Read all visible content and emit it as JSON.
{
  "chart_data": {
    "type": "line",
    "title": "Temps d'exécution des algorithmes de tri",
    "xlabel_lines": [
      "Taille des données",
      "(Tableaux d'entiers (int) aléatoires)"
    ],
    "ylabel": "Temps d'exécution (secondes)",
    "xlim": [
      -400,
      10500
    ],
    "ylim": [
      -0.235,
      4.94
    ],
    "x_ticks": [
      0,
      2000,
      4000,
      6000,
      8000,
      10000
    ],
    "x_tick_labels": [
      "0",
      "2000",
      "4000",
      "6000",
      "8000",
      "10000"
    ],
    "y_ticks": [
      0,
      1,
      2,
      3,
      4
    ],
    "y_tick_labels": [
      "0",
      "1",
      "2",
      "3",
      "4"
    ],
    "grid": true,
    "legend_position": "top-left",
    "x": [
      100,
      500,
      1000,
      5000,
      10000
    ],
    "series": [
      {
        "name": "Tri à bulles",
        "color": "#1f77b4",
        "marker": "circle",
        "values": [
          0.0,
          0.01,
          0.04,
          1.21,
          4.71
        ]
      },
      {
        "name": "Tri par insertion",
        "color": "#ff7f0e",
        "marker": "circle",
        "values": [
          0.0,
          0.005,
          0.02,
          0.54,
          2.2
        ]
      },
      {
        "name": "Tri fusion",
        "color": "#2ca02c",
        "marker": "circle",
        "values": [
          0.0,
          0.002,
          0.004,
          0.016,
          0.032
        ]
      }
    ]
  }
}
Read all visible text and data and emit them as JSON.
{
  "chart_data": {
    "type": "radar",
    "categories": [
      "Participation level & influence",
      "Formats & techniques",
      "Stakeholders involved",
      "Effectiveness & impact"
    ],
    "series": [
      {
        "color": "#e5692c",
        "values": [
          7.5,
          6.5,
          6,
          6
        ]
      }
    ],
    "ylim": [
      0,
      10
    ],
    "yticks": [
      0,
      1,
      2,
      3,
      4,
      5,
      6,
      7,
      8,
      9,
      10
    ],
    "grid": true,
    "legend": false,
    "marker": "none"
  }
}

Short problem -> Take the entries and copy them out exactly.

Solution to this task ->
Read all visible content and emit it as JSON.
{
  "chart_data": {
    "type": "line",
    "title": "Temps d'exécution des algorithmes de tri",
    "xlabel_lines": [
      "Taille des données",
      "(Tableaux d'entiers (int) aléatoires)"
    ],
    "ylabel": "Temps d'exécution (secondes)",
    "xlim": [
      -400,
      10500
    ],
    "ylim": [
      -0.235,
      4.94
    ],
    "x_ticks": [
      0,
      2000,
      4000,
      6000,
      8000,
      10000
    ],
    "x_tick_labels": [
      "0",
      "2000",
      "4000",
      "6000",
      "8000",
      "10000"
    ],
    "y_ticks": [
      0,
      1,
      2,
      3,
      4
    ],
    "y_tick_labels": [
      "0",
      "1",
      "2",
      "3",
      "4"
    ],
    "grid": true,
    "legend_position": "top-left",
    "x": [
      100,
      500,
      1000,
      5000,
      10000
    ],
    "series": [
      {
        "name": "Tri à bulles",
        "color": "#1f77b4",
        "marker": "circle",
        "values": [
          0.0,
          0.01,
          0.04,
          1.21,
          4.71
        ]
      },
      {
        "name": "Tri par insertion",
        "color": "#ff7f0e",
        "marker": "circle",
        "values": [
          0.0,
          0.005,
          0.02,
          0.54,
          2.2
        ]
      },
      {
        "name": "Tri fusion",
        "color": "#2ca02c",
        "marker": "circle",
        "values": [
          0.0,
          0.002,
          0.004,
          0.016,
          0.032
        ]
      }
    ]
  }
}
Read all visible text and data and emit them as JSON.
{
  "chart_data": {
    "type": "radar",
    "categories": [
      "Participation level & influence",
      "Formats & techniques",
      "Stakeholders involved",
      "Effectiveness & impact"
    ],
    "series": [
      {
        "color": "#e5692c",
        "values": [
          7.5,
          6.5,
          6,
          6
        ]
      }
    ],
    "ylim": [
      0,
      10
    ],
    "yticks": [
      0,
      1,
      2,
      3,
      4,
      5,
      6,
      7,
      8,
      9,
      10
    ],
    "grid": true,
    "legend": false,
    "marker": "none"
  }
}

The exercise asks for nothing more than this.